Data listing
..............................
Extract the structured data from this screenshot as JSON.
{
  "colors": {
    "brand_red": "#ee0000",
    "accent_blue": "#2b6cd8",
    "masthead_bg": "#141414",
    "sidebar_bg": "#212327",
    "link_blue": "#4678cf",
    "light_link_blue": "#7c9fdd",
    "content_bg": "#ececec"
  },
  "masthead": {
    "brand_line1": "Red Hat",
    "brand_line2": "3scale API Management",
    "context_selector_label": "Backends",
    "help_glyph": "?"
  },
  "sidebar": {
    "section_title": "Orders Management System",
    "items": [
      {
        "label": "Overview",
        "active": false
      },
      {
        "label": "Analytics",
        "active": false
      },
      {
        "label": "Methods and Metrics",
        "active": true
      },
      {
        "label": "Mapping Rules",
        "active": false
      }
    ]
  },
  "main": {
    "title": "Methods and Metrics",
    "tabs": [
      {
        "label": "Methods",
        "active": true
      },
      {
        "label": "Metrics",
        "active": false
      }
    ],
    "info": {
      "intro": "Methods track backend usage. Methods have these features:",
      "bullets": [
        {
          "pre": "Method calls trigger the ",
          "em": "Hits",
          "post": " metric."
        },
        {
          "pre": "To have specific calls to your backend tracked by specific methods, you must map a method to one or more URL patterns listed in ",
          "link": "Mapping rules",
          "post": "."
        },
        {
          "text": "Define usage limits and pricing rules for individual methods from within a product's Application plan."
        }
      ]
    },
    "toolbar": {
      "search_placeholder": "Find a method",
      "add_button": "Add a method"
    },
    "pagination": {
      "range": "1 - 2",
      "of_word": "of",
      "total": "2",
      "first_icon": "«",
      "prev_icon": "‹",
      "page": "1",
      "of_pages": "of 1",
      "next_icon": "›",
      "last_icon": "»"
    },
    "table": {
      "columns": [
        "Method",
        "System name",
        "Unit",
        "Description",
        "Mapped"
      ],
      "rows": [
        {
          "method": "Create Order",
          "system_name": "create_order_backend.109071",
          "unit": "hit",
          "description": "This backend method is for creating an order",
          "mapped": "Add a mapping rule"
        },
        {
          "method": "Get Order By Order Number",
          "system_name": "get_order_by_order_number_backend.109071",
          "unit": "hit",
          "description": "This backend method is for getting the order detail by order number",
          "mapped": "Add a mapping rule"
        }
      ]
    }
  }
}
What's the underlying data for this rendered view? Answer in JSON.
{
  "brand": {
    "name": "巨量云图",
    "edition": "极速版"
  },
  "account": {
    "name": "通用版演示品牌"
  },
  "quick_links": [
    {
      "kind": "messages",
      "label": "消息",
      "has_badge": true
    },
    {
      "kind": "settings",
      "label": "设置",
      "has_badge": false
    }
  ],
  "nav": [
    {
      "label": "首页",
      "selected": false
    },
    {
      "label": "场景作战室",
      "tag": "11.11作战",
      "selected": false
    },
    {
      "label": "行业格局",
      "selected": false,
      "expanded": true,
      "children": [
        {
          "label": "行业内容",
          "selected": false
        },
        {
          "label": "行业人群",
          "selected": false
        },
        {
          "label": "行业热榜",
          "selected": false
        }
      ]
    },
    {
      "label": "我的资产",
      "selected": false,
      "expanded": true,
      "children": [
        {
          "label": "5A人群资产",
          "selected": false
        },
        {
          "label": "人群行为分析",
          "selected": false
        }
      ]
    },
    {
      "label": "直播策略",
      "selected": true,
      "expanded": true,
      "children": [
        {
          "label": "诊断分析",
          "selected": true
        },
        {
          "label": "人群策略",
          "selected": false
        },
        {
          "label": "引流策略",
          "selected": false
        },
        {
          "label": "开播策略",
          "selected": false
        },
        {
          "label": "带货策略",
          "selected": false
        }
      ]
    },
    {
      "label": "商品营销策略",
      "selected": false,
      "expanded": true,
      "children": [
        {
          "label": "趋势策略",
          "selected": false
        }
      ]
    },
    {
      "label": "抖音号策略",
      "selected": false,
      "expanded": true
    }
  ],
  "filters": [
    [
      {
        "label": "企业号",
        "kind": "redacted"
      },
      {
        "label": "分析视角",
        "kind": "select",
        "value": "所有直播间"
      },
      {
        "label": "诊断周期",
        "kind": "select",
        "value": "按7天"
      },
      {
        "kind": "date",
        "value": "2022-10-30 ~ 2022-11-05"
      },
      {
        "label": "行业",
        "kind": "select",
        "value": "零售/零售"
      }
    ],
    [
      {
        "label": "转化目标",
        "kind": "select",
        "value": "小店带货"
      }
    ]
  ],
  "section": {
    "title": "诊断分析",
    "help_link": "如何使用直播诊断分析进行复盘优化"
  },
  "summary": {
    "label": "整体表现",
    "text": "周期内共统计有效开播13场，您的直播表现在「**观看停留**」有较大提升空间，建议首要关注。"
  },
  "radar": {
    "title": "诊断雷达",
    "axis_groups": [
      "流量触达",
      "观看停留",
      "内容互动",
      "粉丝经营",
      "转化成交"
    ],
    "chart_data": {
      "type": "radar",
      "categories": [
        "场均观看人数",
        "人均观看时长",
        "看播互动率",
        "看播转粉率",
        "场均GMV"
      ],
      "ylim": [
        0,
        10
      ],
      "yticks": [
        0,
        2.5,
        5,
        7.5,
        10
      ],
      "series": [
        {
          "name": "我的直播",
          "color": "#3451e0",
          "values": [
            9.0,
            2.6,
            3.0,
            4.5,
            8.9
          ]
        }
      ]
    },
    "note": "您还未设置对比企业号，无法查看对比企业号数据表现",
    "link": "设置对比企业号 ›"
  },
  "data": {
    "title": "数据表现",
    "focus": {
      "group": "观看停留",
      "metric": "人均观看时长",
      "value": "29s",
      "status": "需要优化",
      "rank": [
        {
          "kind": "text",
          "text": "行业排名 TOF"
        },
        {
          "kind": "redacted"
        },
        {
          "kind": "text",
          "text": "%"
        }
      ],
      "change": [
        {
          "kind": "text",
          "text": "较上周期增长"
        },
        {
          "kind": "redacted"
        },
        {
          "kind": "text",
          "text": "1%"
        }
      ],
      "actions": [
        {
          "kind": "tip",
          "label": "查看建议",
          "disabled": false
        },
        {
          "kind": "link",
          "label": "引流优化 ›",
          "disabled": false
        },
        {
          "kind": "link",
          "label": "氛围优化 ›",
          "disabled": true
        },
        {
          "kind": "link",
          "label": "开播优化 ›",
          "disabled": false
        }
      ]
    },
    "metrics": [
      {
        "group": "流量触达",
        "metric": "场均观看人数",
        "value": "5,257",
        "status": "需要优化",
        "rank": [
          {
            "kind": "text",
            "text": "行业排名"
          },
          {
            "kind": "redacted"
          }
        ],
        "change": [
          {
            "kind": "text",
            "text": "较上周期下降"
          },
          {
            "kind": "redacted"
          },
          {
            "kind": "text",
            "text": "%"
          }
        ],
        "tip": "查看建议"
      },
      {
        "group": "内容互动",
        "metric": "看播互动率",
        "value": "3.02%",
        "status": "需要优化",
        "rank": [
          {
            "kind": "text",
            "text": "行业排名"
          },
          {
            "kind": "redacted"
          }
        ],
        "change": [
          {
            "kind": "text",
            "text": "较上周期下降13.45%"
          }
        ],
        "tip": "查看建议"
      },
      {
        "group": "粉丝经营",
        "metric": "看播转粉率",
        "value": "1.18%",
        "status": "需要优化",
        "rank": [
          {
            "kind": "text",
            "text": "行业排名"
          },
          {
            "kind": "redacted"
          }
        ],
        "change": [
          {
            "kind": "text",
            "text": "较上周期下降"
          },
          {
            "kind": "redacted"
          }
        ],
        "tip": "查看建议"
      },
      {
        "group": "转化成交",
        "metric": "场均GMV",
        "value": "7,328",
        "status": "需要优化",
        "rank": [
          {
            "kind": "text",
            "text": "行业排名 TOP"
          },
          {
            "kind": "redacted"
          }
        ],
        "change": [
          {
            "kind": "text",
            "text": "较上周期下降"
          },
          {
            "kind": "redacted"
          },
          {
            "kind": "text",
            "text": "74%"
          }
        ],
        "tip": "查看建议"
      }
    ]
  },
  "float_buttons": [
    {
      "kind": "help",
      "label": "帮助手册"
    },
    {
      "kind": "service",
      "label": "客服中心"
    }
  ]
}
..............................
• [SHORT PROBLEM] Using the material above, copy every line in which the string "Management" occurs.

• [OUTPUT FOR THIS EXERCISE]
    "brand_line2": "3scale API Management",
    "section_title": "Orders Management System",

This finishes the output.